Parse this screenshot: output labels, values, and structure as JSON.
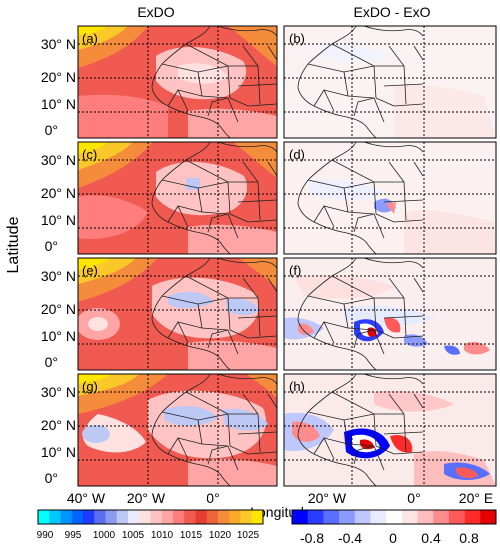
{
  "figure": {
    "columns": [
      "ExDO",
      "ExDO - ExO"
    ],
    "panel_labels": [
      "(a)",
      "(b)",
      "(c)",
      "(d)",
      "(e)",
      "(f)",
      "(g)",
      "(h)"
    ],
    "y_axis_label": "Latitude",
    "x_axis_label": "Longitude",
    "lat_ticks": [
      "30° N",
      "20° N",
      "10° N",
      "0°"
    ],
    "lon_ticks_left": [
      "40° W",
      "20° W",
      "0°"
    ],
    "lon_ticks_right": [
      "20° W",
      "0°",
      "20° E"
    ],
    "colorbar_left": {
      "ticks": [
        "990",
        "995",
        "1000",
        "1005",
        "1010",
        "1015",
        "1020",
        "1025"
      ],
      "colors": [
        "#00ffff",
        "#00c8ff",
        "#0096ff",
        "#0064ff",
        "#1e3cff",
        "#5a6ef0",
        "#8c9bf0",
        "#bec8f5",
        "#ebebff",
        "#ffe1e1",
        "#ffc3c3",
        "#ffa5a5",
        "#ff7d7d",
        "#f05a50",
        "#e63c32",
        "#f0643c",
        "#f58c3c",
        "#faaa28",
        "#fac828",
        "#ffe600"
      ]
    },
    "colorbar_right": {
      "ticks": [
        "-0.8",
        "-0.4",
        "0",
        "0.4",
        "0.8"
      ],
      "colors": [
        "#0000ff",
        "#2a3cff",
        "#5a6eff",
        "#8c9bff",
        "#bec8ff",
        "#e6ebff",
        "#ffffff",
        "#ffe6e6",
        "#ffbebe",
        "#ff8c8c",
        "#ff5a5a",
        "#ff2a2a",
        "#e60000"
      ]
    }
  }
}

┄┄┄┄┄┄┄┄┄┄┄┄┄┄┄┄┄┄┄┄

Task details:
Copy all the data exactly as written, but skip any picture.

Exercise result:
Parse this screenshot: output labels, values, and structure as JSON.
{
  "figure": {
    "columns": [
      "ExDO",
      "ExDO - ExO"
    ],
    "panel_labels": [
      "(a)",
      "(b)",
      "(c)",
      "(d)",
      "(e)",
      "(f)",
      "(g)",
      "(h)"
    ],
    "y_axis_label": "Latitude",
    "x_axis_label": "Longitude",
    "lat_ticks": [
      "30° N",
      "20° N",
      "10° N",
      "0°"
    ],
    "lon_ticks_left": [
      "40° W",
      "20° W",
      "0°"
    ],
    "lon_ticks_right": [
      "20° W",
      "0°",
      "20° E"
    ],
    "colorbar_left": {
      "ticks": [
        "990",
        "995",
        "1000",
        "1005",
        "1010",
        "1015",
        "1020",
        "1025"
      ],
      "colors": [
        "#00ffff",
        "#00c8ff",
        "#0096ff",
        "#0064ff",
        "#1e3cff",
        "#5a6ef0",
        "#8c9bf0",
        "#bec8f5",
        "#ebebff",
        "#ffe1e1",
        "#ffc3c3",
        "#ffa5a5",
        "#ff7d7d",
        "#f05a50",
        "#e63c32",
        "#f0643c",
        "#f58c3c",
        "#faaa28",
        "#fac828",
        "#ffe600"
      ]
    },
    "colorbar_right": {
      "ticks": [
        "-0.8",
        "-0.4",
        "0",
        "0.4",
        "0.8"
      ],
      "colors": [
        "#0000ff",
        "#2a3cff",
        "#5a6eff",
        "#8c9bff",
        "#bec8ff",
        "#e6ebff",
        "#ffffff",
        "#ffe6e6",
        "#ffbebe",
        "#ff8c8c",
        "#ff5a5a",
        "#ff2a2a",
        "#e60000"
      ]
    }
  }
}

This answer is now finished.